What to do: Copy out every line of the data where the word "reduce" is found.

Data for this exercise:

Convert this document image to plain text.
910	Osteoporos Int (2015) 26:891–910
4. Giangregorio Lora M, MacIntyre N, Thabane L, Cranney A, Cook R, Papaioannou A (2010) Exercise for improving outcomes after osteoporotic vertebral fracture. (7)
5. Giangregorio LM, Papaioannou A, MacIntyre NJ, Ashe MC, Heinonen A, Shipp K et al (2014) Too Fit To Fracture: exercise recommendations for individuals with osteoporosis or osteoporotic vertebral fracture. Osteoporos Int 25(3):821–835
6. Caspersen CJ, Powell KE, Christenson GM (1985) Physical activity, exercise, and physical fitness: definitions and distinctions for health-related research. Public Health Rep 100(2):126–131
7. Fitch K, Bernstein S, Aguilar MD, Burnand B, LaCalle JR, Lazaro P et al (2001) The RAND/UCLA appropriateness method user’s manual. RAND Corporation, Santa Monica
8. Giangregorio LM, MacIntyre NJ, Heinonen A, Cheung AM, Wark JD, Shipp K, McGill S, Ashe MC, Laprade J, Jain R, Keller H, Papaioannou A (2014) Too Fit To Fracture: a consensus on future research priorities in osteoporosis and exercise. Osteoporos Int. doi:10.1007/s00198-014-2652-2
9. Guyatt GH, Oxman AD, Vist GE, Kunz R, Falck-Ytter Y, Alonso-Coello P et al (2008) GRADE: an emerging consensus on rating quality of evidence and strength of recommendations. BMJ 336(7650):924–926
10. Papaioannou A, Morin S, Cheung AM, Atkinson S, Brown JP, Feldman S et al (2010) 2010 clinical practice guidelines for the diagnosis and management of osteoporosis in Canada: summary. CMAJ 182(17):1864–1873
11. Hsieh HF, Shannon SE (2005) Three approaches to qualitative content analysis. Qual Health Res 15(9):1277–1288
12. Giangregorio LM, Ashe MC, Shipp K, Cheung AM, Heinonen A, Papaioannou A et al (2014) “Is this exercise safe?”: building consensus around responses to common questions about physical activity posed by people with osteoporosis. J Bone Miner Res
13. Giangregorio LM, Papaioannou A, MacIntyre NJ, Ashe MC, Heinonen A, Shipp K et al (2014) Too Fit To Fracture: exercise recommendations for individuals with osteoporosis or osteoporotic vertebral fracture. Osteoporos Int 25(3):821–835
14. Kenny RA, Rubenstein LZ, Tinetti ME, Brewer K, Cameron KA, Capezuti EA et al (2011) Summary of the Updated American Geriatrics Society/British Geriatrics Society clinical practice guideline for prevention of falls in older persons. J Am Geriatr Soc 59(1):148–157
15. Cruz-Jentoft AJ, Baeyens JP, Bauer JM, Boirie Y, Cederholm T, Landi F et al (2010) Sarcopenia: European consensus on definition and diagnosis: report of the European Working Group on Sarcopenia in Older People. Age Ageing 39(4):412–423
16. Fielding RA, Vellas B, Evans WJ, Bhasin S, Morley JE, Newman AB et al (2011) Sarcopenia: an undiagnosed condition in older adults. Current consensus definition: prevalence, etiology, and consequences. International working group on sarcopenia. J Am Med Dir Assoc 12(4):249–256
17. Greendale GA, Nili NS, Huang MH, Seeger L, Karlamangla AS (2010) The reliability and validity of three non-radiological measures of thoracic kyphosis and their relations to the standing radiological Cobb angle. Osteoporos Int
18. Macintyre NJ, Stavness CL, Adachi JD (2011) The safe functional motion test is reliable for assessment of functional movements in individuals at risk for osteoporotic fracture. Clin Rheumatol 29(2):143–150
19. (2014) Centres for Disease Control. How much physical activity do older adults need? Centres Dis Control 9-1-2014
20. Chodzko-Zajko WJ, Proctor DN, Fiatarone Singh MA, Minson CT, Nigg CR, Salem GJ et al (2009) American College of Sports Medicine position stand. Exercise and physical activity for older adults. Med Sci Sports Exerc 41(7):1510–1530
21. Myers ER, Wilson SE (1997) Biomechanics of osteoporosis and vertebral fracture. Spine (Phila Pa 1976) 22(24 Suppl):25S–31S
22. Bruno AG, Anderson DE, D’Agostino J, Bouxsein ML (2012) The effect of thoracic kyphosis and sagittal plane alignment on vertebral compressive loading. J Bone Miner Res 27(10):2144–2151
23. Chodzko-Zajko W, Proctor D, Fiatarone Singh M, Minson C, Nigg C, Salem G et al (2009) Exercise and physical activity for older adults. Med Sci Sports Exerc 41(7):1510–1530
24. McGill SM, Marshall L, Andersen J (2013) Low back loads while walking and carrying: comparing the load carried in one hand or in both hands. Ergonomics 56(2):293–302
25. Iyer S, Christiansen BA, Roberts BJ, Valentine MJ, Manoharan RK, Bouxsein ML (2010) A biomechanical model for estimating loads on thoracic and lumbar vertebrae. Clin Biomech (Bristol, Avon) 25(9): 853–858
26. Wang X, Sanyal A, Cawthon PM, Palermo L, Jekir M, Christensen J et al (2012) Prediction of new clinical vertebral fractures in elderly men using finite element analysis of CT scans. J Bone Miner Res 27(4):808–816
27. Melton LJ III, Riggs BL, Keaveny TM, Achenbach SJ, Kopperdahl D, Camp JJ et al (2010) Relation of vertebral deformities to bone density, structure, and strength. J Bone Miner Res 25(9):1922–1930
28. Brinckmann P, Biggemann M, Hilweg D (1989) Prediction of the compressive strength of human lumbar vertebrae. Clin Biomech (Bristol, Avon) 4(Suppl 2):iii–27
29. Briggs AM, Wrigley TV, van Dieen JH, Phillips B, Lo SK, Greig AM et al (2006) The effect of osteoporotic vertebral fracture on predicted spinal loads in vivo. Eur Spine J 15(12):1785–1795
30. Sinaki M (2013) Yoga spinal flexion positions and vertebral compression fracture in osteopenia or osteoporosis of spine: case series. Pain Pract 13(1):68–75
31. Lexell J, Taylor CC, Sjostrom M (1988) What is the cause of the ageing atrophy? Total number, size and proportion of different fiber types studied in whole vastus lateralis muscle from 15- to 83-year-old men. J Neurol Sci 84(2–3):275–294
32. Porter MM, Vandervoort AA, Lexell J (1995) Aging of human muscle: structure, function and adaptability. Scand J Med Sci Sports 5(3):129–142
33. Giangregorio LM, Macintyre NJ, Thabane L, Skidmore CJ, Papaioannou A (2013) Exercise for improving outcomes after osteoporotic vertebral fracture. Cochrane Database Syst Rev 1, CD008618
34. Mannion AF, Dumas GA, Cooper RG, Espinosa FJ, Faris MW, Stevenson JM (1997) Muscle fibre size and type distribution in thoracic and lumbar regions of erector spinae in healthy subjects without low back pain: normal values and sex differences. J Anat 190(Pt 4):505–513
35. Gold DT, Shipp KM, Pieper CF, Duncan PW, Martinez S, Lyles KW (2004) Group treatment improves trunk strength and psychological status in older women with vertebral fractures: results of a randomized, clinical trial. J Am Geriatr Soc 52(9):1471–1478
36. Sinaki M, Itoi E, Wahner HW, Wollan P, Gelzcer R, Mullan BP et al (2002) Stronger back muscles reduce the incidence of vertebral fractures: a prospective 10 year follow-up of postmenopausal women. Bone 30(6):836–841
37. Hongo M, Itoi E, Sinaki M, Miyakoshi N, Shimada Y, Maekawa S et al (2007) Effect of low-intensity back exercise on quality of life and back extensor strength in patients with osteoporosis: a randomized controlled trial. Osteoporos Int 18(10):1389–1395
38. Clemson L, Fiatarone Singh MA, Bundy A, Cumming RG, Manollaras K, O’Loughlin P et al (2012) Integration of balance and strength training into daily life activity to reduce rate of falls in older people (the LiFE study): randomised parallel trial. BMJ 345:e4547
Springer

Task result:
36. Sinaki M, Itoi E, Wahner HW, Wollan P, Gelzcer R, Mullan BP et al (2002) Stronger back muscles reduce the incidence of vertebral fractures: a prospective 10 year follow-up of postmenopausal women. Bone 30(6):836–841
38. Clemson L, Fiatarone Singh MA, Bundy A, Cumming RG, Manollaras K, O’Loughlin P et al (2012) Integration of balance and strength training into daily life activity to reduce rate of falls in older people (the LiFE study): randomised parallel trial. BMJ 345:e4547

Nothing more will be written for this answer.